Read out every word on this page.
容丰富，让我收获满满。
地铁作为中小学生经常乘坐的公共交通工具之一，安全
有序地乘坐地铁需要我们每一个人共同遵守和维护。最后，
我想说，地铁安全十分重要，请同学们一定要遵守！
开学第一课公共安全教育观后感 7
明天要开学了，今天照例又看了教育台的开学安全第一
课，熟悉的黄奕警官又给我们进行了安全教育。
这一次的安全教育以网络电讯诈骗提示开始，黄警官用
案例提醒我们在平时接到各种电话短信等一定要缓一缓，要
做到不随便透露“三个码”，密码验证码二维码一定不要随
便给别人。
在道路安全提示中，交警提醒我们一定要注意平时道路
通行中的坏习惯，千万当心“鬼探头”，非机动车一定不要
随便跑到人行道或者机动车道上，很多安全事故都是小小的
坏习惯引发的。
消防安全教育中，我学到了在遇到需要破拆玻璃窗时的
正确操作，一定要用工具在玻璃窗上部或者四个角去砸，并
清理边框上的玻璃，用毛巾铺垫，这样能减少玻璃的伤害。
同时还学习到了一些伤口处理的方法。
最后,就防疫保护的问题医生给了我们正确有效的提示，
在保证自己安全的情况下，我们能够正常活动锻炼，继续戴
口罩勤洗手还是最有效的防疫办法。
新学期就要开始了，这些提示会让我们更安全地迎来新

______

• **TO BE DONE**
Copy out each record, keeping every word as it is.

• **SOLUTION FOR THIS TASK**
Read out every word on this page.
容丰富，让我收获满满。
地铁作为中小学生经常乘坐的公共交通工具之一，安全
有序地乘坐地铁需要我们每一个人共同遵守和维护。最后，
我想说，地铁安全十分重要，请同学们一定要遵守！
开学第一课公共安全教育观后感 7
明天要开学了，今天照例又看了教育台的开学安全第一
课，熟悉的黄奕警官又给我们进行了安全教育。
这一次的安全教育以网络电讯诈骗提示开始，黄警官用
案例提醒我们在平时接到各种电话短信等一定要缓一缓，要
做到不随便透露“三个码”，密码验证码二维码一定不要随
便给别人。
在道路安全提示中，交警提醒我们一定要注意平时道路
通行中的坏习惯，千万当心“鬼探头”，非机动车一定不要
随便跑到人行道或者机动车道上，很多安全事故都是小小的
坏习惯引发的。
消防安全教育中，我学到了在遇到需要破拆玻璃窗时的
正确操作，一定要用工具在玻璃窗上部或者四个角去砸，并
清理边框上的玻璃，用毛巾铺垫，这样能减少玻璃的伤害。
同时还学习到了一些伤口处理的方法。
最后,就防疫保护的问题医生给了我们正确有效的提示，
在保证自己安全的情况下，我们能够正常活动锻炼，继续戴
口罩勤洗手还是最有效的防疫办法。
新学期就要开始了，这些提示会让我们更安全地迎来新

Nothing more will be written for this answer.